◆ **Aim**: Copy, from the entries below, each line in which the string "JSON" appears.
=== Source material ===
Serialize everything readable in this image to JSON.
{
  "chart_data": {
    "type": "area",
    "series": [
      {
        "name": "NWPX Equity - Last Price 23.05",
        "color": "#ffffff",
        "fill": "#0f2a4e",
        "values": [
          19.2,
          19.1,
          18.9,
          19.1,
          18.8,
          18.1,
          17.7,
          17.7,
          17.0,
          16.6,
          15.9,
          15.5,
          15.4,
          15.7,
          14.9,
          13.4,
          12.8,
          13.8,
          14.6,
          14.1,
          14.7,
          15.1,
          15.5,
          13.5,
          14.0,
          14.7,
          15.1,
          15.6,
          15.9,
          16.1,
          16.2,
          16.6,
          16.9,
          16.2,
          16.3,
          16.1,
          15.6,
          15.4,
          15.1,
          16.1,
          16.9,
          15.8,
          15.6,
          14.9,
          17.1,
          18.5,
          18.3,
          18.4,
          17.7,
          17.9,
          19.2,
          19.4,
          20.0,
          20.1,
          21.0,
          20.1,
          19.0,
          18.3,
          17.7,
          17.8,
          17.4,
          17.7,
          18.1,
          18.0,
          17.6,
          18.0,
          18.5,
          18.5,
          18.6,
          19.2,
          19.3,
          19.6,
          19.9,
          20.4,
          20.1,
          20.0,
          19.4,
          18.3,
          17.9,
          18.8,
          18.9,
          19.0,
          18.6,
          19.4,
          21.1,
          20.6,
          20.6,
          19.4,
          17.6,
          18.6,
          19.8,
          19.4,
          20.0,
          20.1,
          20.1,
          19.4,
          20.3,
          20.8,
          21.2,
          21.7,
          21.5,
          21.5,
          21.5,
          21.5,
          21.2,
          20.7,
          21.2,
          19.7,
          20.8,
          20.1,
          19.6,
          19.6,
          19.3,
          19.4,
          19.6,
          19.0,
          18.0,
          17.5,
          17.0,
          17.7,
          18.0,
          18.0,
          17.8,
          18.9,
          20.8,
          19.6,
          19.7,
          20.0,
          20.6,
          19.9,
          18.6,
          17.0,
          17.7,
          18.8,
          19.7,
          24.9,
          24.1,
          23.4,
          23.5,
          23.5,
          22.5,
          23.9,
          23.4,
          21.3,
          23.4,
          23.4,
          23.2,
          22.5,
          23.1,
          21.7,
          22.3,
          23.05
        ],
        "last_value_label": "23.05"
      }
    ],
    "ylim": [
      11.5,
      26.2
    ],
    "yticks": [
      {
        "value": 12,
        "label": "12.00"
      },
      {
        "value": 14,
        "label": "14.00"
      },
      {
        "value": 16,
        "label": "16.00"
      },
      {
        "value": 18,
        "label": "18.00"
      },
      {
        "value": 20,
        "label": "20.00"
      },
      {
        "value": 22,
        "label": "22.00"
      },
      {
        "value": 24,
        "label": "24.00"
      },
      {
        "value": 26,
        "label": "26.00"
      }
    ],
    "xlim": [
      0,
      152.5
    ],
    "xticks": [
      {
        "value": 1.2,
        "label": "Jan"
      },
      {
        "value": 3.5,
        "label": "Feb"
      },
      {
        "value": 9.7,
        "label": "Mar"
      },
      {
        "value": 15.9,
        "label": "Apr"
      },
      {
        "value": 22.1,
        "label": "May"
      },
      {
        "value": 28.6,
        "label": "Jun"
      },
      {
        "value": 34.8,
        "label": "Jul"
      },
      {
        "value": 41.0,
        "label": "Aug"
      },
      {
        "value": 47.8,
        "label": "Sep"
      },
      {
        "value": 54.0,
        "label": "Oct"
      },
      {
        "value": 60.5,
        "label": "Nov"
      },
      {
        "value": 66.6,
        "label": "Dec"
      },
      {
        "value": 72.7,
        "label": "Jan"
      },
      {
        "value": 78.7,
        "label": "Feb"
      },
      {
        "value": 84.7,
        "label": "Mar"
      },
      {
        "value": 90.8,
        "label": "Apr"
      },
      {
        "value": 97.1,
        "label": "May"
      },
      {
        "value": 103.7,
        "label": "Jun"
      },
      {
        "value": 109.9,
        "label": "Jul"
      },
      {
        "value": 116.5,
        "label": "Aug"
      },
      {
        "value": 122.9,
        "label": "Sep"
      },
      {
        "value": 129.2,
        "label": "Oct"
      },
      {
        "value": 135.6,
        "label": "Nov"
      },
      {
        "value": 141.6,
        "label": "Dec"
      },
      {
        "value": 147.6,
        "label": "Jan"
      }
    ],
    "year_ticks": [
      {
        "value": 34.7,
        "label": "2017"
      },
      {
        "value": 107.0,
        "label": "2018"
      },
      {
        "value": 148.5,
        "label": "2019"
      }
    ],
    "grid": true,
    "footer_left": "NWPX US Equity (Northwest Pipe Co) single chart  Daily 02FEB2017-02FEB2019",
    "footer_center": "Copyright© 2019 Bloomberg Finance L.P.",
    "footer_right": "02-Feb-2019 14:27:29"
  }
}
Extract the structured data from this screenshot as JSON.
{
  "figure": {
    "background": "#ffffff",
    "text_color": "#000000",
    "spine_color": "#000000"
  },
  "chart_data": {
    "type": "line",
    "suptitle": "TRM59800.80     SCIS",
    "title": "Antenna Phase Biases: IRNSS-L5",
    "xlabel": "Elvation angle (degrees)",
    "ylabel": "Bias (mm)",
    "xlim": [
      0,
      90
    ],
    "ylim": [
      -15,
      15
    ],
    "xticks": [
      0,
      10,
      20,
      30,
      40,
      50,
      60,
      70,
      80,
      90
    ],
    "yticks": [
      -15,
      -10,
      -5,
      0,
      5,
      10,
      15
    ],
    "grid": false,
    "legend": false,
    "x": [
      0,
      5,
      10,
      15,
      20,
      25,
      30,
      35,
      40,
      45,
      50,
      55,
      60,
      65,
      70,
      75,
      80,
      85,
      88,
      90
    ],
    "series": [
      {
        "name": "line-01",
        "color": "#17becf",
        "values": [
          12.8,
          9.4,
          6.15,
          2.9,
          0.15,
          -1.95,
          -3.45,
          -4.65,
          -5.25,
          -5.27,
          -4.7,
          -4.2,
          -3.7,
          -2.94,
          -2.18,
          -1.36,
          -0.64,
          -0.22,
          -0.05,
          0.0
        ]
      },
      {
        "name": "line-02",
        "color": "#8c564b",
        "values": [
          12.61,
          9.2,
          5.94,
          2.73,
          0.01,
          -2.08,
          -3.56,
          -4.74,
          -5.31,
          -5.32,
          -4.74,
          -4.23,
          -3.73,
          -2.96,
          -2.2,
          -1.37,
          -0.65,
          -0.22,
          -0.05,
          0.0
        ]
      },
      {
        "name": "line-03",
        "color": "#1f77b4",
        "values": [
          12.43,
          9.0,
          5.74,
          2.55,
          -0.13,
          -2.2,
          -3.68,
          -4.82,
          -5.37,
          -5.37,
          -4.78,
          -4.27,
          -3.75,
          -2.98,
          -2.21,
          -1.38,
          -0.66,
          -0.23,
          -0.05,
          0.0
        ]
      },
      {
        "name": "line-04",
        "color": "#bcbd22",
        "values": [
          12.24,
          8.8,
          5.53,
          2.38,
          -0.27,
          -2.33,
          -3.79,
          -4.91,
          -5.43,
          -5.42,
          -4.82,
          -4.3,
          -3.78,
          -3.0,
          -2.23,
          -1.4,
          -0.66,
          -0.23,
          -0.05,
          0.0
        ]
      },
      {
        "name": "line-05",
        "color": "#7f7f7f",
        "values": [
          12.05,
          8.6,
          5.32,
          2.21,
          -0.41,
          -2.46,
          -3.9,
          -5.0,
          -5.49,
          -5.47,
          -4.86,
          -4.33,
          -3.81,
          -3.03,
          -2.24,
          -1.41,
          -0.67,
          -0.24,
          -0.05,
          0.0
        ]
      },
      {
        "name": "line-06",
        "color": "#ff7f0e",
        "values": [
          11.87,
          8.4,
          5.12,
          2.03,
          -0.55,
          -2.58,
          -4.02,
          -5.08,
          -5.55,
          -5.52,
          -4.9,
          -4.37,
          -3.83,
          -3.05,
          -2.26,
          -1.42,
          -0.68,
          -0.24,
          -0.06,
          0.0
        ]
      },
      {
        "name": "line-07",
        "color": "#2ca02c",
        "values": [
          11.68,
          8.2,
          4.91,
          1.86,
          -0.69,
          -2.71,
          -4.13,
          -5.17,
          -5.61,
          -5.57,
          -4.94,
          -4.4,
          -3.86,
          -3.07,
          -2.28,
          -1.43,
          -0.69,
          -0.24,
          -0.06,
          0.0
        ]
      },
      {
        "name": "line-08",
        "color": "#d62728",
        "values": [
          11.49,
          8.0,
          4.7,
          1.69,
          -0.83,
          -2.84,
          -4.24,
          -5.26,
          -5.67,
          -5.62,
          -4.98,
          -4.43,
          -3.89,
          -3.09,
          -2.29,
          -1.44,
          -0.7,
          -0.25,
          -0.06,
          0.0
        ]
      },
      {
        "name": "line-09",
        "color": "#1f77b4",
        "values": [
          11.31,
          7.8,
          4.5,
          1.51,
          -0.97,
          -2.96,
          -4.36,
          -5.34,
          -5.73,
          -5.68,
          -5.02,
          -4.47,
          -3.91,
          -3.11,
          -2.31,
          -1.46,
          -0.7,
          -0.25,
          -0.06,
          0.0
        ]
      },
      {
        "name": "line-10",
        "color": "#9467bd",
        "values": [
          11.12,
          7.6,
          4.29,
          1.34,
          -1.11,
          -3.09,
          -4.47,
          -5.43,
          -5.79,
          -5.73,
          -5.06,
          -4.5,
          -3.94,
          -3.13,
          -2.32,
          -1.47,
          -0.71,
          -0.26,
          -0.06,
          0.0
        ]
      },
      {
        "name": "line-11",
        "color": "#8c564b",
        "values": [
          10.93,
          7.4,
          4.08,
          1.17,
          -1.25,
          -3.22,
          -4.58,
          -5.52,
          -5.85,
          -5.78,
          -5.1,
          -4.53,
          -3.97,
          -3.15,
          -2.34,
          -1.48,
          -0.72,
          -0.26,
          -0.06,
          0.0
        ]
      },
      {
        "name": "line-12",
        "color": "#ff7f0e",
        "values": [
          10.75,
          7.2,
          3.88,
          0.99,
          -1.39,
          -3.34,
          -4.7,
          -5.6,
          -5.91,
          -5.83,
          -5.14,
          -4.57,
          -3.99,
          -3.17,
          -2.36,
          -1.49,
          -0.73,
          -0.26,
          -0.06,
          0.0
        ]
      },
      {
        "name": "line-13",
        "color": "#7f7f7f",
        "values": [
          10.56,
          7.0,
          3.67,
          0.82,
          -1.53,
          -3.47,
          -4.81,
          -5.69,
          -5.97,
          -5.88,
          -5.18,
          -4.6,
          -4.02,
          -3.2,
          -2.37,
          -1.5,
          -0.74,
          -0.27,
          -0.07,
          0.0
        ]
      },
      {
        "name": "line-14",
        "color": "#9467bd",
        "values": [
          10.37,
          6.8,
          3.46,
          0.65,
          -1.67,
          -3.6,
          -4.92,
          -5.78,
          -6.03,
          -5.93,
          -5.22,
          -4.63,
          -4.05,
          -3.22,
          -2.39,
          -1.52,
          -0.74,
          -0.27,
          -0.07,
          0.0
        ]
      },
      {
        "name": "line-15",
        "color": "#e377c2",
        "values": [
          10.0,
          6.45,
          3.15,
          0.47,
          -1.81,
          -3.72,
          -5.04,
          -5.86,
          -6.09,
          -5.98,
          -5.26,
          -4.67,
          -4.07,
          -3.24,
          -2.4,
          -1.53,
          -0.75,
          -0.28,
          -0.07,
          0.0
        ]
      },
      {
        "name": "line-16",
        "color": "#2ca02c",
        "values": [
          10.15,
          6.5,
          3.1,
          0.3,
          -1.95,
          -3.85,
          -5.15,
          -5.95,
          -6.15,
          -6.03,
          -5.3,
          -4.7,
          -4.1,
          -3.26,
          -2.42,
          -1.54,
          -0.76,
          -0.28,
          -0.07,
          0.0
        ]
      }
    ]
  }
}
===
◆ **Answer**:
Serialize everything readable in this image to JSON.
Extract the structured data from this screenshot as JSON.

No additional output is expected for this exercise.